* **GIVEN TASK**
Extract the records below word for word and ignore the images.
-- Begin LISTED ENTRIES --
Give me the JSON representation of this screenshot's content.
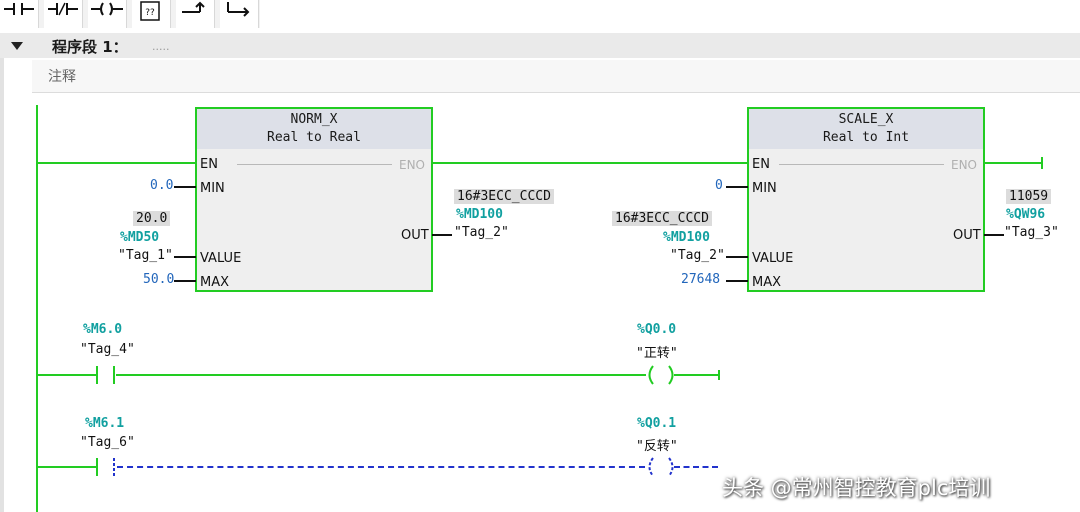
{
  "toolbar": {
    "items": [
      {
        "icon": "no-contact-icon",
        "label": "⊣⊢"
      },
      {
        "icon": "nc-contact-icon",
        "label": "⊣/⊢"
      },
      {
        "icon": "coil-icon",
        "label": "–()–"
      },
      {
        "icon": "empty-box-icon",
        "label": "??"
      },
      {
        "icon": "open-branch-icon",
        "label": "↱"
      },
      {
        "icon": "close-branch-icon",
        "label": "↳"
      }
    ]
  },
  "network": {
    "title": "程序段 1：",
    "title_comment": ".....",
    "comment": "注释"
  },
  "norm_x": {
    "name": "NORM_X",
    "types": "Real to Real",
    "pins": {
      "en": "EN",
      "eno": "ENO",
      "min": "MIN",
      "value": "VALUE",
      "max": "MAX",
      "out": "OUT"
    },
    "min_value": "0.0",
    "value_monitor": "20.0",
    "value_address": "%MD50",
    "value_tag": "\"Tag_1\"",
    "max_value": "50.0",
    "out_monitor": "16#3ECC_CCCD",
    "out_address": "%MD100",
    "out_tag": "\"Tag_2\""
  },
  "scale_x": {
    "name": "SCALE_X",
    "types": "Real to Int",
    "pins": {
      "en": "EN",
      "eno": "ENO",
      "min": "MIN",
      "value": "VALUE",
      "max": "MAX",
      "out": "OUT"
    },
    "min_value": "0",
    "value_monitor": "16#3ECC_CCCD",
    "value_address": "%MD100",
    "value_tag": "\"Tag_2\"",
    "max_value": "27648",
    "out_monitor": "11059",
    "out_address": "%QW96",
    "out_tag": "\"Tag_3\""
  },
  "rung2": {
    "contact_address": "%M6.0",
    "contact_tag": "\"Tag_4\"",
    "coil_address": "%Q0.0",
    "coil_tag": "\"正转\""
  },
  "rung3": {
    "contact_address": "%M6.1",
    "contact_tag": "\"Tag_6\"",
    "coil_address": "%Q0.1",
    "coil_tag": "\"反转\""
  },
  "watermark": "头条 @常州智控教育plc培训",
  "colors": {
    "energized": "#22cc22",
    "unpowered": "#2233cc",
    "address": "#11a0a0",
    "constant": "#2266bb"
  }
}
-- End LISTED ENTRIES --
* **ANSWER TO THE EXERCISE**
Give me the JSON representation of this screenshot's content.
{
  "toolbar": {
    "items": [
      {
        "icon": "no-contact-icon",
        "label": "⊣⊢"
      },
      {
        "icon": "nc-contact-icon",
        "label": "⊣/⊢"
      },
      {
        "icon": "coil-icon",
        "label": "–()–"
      },
      {
        "icon": "empty-box-icon",
        "label": "??"
      },
      {
        "icon": "open-branch-icon",
        "label": "↱"
      },
      {
        "icon": "close-branch-icon",
        "label": "↳"
      }
    ]
  },
  "network": {
    "title": "程序段 1：",
    "title_comment": ".....",
    "comment": "注释"
  },
  "norm_x": {
    "name": "NORM_X",
    "types": "Real to Real",
    "pins": {
      "en": "EN",
      "eno": "ENO",
      "min": "MIN",
      "value": "VALUE",
      "max": "MAX",
      "out": "OUT"
    },
    "min_value": "0.0",
    "value_monitor": "20.0",
    "value_address": "%MD50",
    "value_tag": "\"Tag_1\"",
    "max_value": "50.0",
    "out_monitor": "16#3ECC_CCCD",
    "out_address": "%MD100",
    "out_tag": "\"Tag_2\""
  },
  "scale_x": {
    "name": "SCALE_X",
    "types": "Real to Int",
    "pins": {
      "en": "EN",
      "eno": "ENO",
      "min": "MIN",
      "value": "VALUE",
      "max": "MAX",
      "out": "OUT"
    },
    "min_value": "0",
    "value_monitor": "16#3ECC_CCCD",
    "value_address": "%MD100",
    "value_tag": "\"Tag_2\"",
    "max_value": "27648",
    "out_monitor": "11059",
    "out_address": "%QW96",
    "out_tag": "\"Tag_3\""
  },
  "rung2": {
    "contact_address": "%M6.0",
    "contact_tag": "\"Tag_4\"",
    "coil_address": "%Q0.0",
    "coil_tag": "\"正转\""
  },
  "rung3": {
    "contact_address": "%M6.1",
    "contact_tag": "\"Tag_6\"",
    "coil_address": "%Q0.1",
    "coil_tag": "\"反转\""
  },
  "watermark": "头条 @常州智控教育plc培训",
  "colors": {
    "energized": "#22cc22",
    "unpowered": "#2233cc",
    "address": "#11a0a0",
    "constant": "#2266bb"
  }
}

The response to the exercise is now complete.